§ **Exercise description**
Under this task are some entries; return every one of them exactly.

Stored data
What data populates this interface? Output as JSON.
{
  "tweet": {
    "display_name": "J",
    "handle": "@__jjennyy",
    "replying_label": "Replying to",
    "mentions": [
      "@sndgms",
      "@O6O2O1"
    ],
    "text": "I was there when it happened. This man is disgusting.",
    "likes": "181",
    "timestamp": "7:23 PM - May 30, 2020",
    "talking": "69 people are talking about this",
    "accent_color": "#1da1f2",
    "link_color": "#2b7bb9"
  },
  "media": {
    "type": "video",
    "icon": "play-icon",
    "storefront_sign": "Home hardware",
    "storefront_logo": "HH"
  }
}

§ **Completed exercise**
What data populates this interface? Output as JSON.
{
  "tweet": {
    "display_name": "J",
    "handle": "@__jjennyy",
    "replying_label": "Replying to",
    "mentions": [
      "@sndgms",
      "@O6O2O1"
    ],
    "text": "I was there when it happened. This man is disgusting.",
    "likes": "181",
    "timestamp": "7:23 PM - May 30, 2020",
    "talking": "69 people are talking about this",
    "accent_color": "#1da1f2",
    "link_color": "#2b7bb9"
  },
  "media": {
    "type": "video",
    "icon": "play-icon",
    "storefront_sign": "Home hardware",
    "storefront_logo": "HH"
  }
}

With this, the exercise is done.